WORK TO COMPLETE >> Quote the records that follow in full, leaving the pictures out.

====== LISTING

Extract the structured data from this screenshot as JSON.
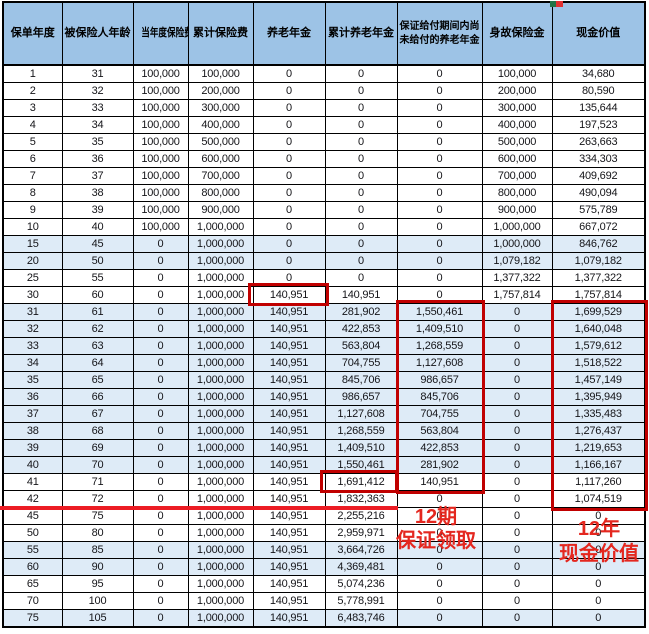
{
  "table": {
    "headers": [
      "保单年度",
      "被保险人年龄",
      "当年度保险费",
      "累计保险费",
      "养老年金",
      "累计养老年金",
      "保证给付期间内尚未给付的养老年金",
      "身故保险金",
      "现金价值"
    ],
    "rows": [
      [
        "1",
        "31",
        "100,000",
        "100,000",
        "0",
        "0",
        "0",
        "100,000",
        "34,680"
      ],
      [
        "2",
        "32",
        "100,000",
        "200,000",
        "0",
        "0",
        "0",
        "200,000",
        "80,590"
      ],
      [
        "3",
        "33",
        "100,000",
        "300,000",
        "0",
        "0",
        "0",
        "300,000",
        "135,644"
      ],
      [
        "4",
        "34",
        "100,000",
        "400,000",
        "0",
        "0",
        "0",
        "400,000",
        "197,523"
      ],
      [
        "5",
        "35",
        "100,000",
        "500,000",
        "0",
        "0",
        "0",
        "500,000",
        "263,663"
      ],
      [
        "6",
        "36",
        "100,000",
        "600,000",
        "0",
        "0",
        "0",
        "600,000",
        "334,303"
      ],
      [
        "7",
        "37",
        "100,000",
        "700,000",
        "0",
        "0",
        "0",
        "700,000",
        "409,692"
      ],
      [
        "8",
        "38",
        "100,000",
        "800,000",
        "0",
        "0",
        "0",
        "800,000",
        "490,094"
      ],
      [
        "9",
        "39",
        "100,000",
        "900,000",
        "0",
        "0",
        "0",
        "900,000",
        "575,789"
      ],
      [
        "10",
        "40",
        "100,000",
        "1,000,000",
        "0",
        "0",
        "0",
        "1,000,000",
        "667,072"
      ],
      [
        "15",
        "45",
        "0",
        "1,000,000",
        "0",
        "0",
        "0",
        "1,000,000",
        "846,762"
      ],
      [
        "20",
        "50",
        "0",
        "1,000,000",
        "0",
        "0",
        "0",
        "1,079,182",
        "1,079,182"
      ],
      [
        "25",
        "55",
        "0",
        "1,000,000",
        "0",
        "0",
        "0",
        "1,377,322",
        "1,377,322"
      ],
      [
        "30",
        "60",
        "0",
        "1,000,000",
        "140,951",
        "140,951",
        "0",
        "1,757,814",
        "1,757,814"
      ],
      [
        "31",
        "61",
        "0",
        "1,000,000",
        "140,951",
        "281,902",
        "1,550,461",
        "0",
        "1,699,529"
      ],
      [
        "32",
        "62",
        "0",
        "1,000,000",
        "140,951",
        "422,853",
        "1,409,510",
        "0",
        "1,640,048"
      ],
      [
        "33",
        "63",
        "0",
        "1,000,000",
        "140,951",
        "563,804",
        "1,268,559",
        "0",
        "1,579,612"
      ],
      [
        "34",
        "64",
        "0",
        "1,000,000",
        "140,951",
        "704,755",
        "1,127,608",
        "0",
        "1,518,522"
      ],
      [
        "35",
        "65",
        "0",
        "1,000,000",
        "140,951",
        "845,706",
        "986,657",
        "0",
        "1,457,149"
      ],
      [
        "36",
        "66",
        "0",
        "1,000,000",
        "140,951",
        "986,657",
        "845,706",
        "0",
        "1,395,949"
      ],
      [
        "37",
        "67",
        "0",
        "1,000,000",
        "140,951",
        "1,127,608",
        "704,755",
        "0",
        "1,335,483"
      ],
      [
        "38",
        "68",
        "0",
        "1,000,000",
        "140,951",
        "1,268,559",
        "563,804",
        "0",
        "1,276,437"
      ],
      [
        "39",
        "69",
        "0",
        "1,000,000",
        "140,951",
        "1,409,510",
        "422,853",
        "0",
        "1,219,653"
      ],
      [
        "40",
        "70",
        "0",
        "1,000,000",
        "140,951",
        "1,550,461",
        "281,902",
        "0",
        "1,166,167"
      ],
      [
        "41",
        "71",
        "0",
        "1,000,000",
        "140,951",
        "1,691,412",
        "140,951",
        "0",
        "1,117,260"
      ],
      [
        "42",
        "72",
        "0",
        "1,000,000",
        "140,951",
        "1,832,363",
        "0",
        "0",
        "1,074,519"
      ],
      [
        "45",
        "75",
        "0",
        "1,000,000",
        "140,951",
        "2,255,216",
        "0",
        "0",
        "0"
      ],
      [
        "50",
        "80",
        "0",
        "1,000,000",
        "140,951",
        "2,959,971",
        "0",
        "0",
        "0"
      ],
      [
        "55",
        "85",
        "0",
        "1,000,000",
        "140,951",
        "3,664,726",
        "0",
        "0",
        "0"
      ],
      [
        "60",
        "90",
        "0",
        "1,000,000",
        "140,951",
        "4,369,481",
        "0",
        "0",
        "0"
      ],
      [
        "65",
        "95",
        "0",
        "1,000,000",
        "140,951",
        "5,074,236",
        "0",
        "0",
        "0"
      ],
      [
        "70",
        "100",
        "0",
        "1,000,000",
        "140,951",
        "5,778,991",
        "0",
        "0",
        "0"
      ],
      [
        "75",
        "105",
        "0",
        "1,000,000",
        "140,951",
        "6,483,746",
        "0",
        "0",
        "0"
      ]
    ],
    "highlight_row_indexes": [
      10,
      11,
      14,
      15,
      16,
      17,
      18,
      19,
      20,
      21,
      22,
      23,
      28,
      29,
      32
    ]
  },
  "annotations": {
    "guaranteed": {
      "line1": "12期",
      "line2": "保证领取"
    },
    "cash": {
      "line1": "12年",
      "line2": "现金价值"
    }
  },
  "colors": {
    "header_bg": "#9dc3e6",
    "highlight_row_bg": "#deebf7",
    "annotation_box_red": "#c00000",
    "annotation_text_red": "#e4271f",
    "underline_red": "#ec1c24"
  }
}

============

ANSWER TO THE PROBLEM >>
Extract the structured data from this screenshot as JSON.
{
  "table": {
    "headers": [
      "保单年度",
      "被保险人年龄",
      "当年度保险费",
      "累计保险费",
      "养老年金",
      "累计养老年金",
      "保证给付期间内尚未给付的养老年金",
      "身故保险金",
      "现金价值"
    ],
    "rows": [
      [
        "1",
        "31",
        "100,000",
        "100,000",
        "0",
        "0",
        "0",
        "100,000",
        "34,680"
      ],
      [
        "2",
        "32",
        "100,000",
        "200,000",
        "0",
        "0",
        "0",
        "200,000",
        "80,590"
      ],
      [
        "3",
        "33",
        "100,000",
        "300,000",
        "0",
        "0",
        "0",
        "300,000",
        "135,644"
      ],
      [
        "4",
        "34",
        "100,000",
        "400,000",
        "0",
        "0",
        "0",
        "400,000",
        "197,523"
      ],
      [
        "5",
        "35",
        "100,000",
        "500,000",
        "0",
        "0",
        "0",
        "500,000",
        "263,663"
      ],
      [
        "6",
        "36",
        "100,000",
        "600,000",
        "0",
        "0",
        "0",
        "600,000",
        "334,303"
      ],
      [
        "7",
        "37",
        "100,000",
        "700,000",
        "0",
        "0",
        "0",
        "700,000",
        "409,692"
      ],
      [
        "8",
        "38",
        "100,000",
        "800,000",
        "0",
        "0",
        "0",
        "800,000",
        "490,094"
      ],
      [
        "9",
        "39",
        "100,000",
        "900,000",
        "0",
        "0",
        "0",
        "900,000",
        "575,789"
      ],
      [
        "10",
        "40",
        "100,000",
        "1,000,000",
        "0",
        "0",
        "0",
        "1,000,000",
        "667,072"
      ],
      [
        "15",
        "45",
        "0",
        "1,000,000",
        "0",
        "0",
        "0",
        "1,000,000",
        "846,762"
      ],
      [
        "20",
        "50",
        "0",
        "1,000,000",
        "0",
        "0",
        "0",
        "1,079,182",
        "1,079,182"
      ],
      [
        "25",
        "55",
        "0",
        "1,000,000",
        "0",
        "0",
        "0",
        "1,377,322",
        "1,377,322"
      ],
      [
        "30",
        "60",
        "0",
        "1,000,000",
        "140,951",
        "140,951",
        "0",
        "1,757,814",
        "1,757,814"
      ],
      [
        "31",
        "61",
        "0",
        "1,000,000",
        "140,951",
        "281,902",
        "1,550,461",
        "0",
        "1,699,529"
      ],
      [
        "32",
        "62",
        "0",
        "1,000,000",
        "140,951",
        "422,853",
        "1,409,510",
        "0",
        "1,640,048"
      ],
      [
        "33",
        "63",
        "0",
        "1,000,000",
        "140,951",
        "563,804",
        "1,268,559",
        "0",
        "1,579,612"
      ],
      [
        "34",
        "64",
        "0",
        "1,000,000",
        "140,951",
        "704,755",
        "1,127,608",
        "0",
        "1,518,522"
      ],
      [
        "35",
        "65",
        "0",
        "1,000,000",
        "140,951",
        "845,706",
        "986,657",
        "0",
        "1,457,149"
      ],
      [
        "36",
        "66",
        "0",
        "1,000,000",
        "140,951",
        "986,657",
        "845,706",
        "0",
        "1,395,949"
      ],
      [
        "37",
        "67",
        "0",
        "1,000,000",
        "140,951",
        "1,127,608",
        "704,755",
        "0",
        "1,335,483"
      ],
      [
        "38",
        "68",
        "0",
        "1,000,000",
        "140,951",
        "1,268,559",
        "563,804",
        "0",
        "1,276,437"
      ],
      [
        "39",
        "69",
        "0",
        "1,000,000",
        "140,951",
        "1,409,510",
        "422,853",
        "0",
        "1,219,653"
      ],
      [
        "40",
        "70",
        "0",
        "1,000,000",
        "140,951",
        "1,550,461",
        "281,902",
        "0",
        "1,166,167"
      ],
      [
        "41",
        "71",
        "0",
        "1,000,000",
        "140,951",
        "1,691,412",
        "140,951",
        "0",
        "1,117,260"
      ],
      [
        "42",
        "72",
        "0",
        "1,000,000",
        "140,951",
        "1,832,363",
        "0",
        "0",
        "1,074,519"
      ],
      [
        "45",
        "75",
        "0",
        "1,000,000",
        "140,951",
        "2,255,216",
        "0",
        "0",
        "0"
      ],
      [
        "50",
        "80",
        "0",
        "1,000,000",
        "140,951",
        "2,959,971",
        "0",
        "0",
        "0"
      ],
      [
        "55",
        "85",
        "0",
        "1,000,000",
        "140,951",
        "3,664,726",
        "0",
        "0",
        "0"
      ],
      [
        "60",
        "90",
        "0",
        "1,000,000",
        "140,951",
        "4,369,481",
        "0",
        "0",
        "0"
      ],
      [
        "65",
        "95",
        "0",
        "1,000,000",
        "140,951",
        "5,074,236",
        "0",
        "0",
        "0"
      ],
      [
        "70",
        "100",
        "0",
        "1,000,000",
        "140,951",
        "5,778,991",
        "0",
        "0",
        "0"
      ],
      [
        "75",
        "105",
        "0",
        "1,000,000",
        "140,951",
        "6,483,746",
        "0",
        "0",
        "0"
      ]
    ],
    "highlight_row_indexes": [
      10,
      11,
      14,
      15,
      16,
      17,
      18,
      19,
      20,
      21,
      22,
      23,
      28,
      29,
      32
    ]
  },
  "annotations": {
    "guaranteed": {
      "line1": "12期",
      "line2": "保证领取"
    },
    "cash": {
      "line1": "12年",
      "line2": "现金价值"
    }
  },
  "colors": {
    "header_bg": "#9dc3e6",
    "highlight_row_bg": "#deebf7",
    "annotation_box_red": "#c00000",
    "annotation_text_red": "#e4271f",
    "underline_red": "#ec1c24"
  }
}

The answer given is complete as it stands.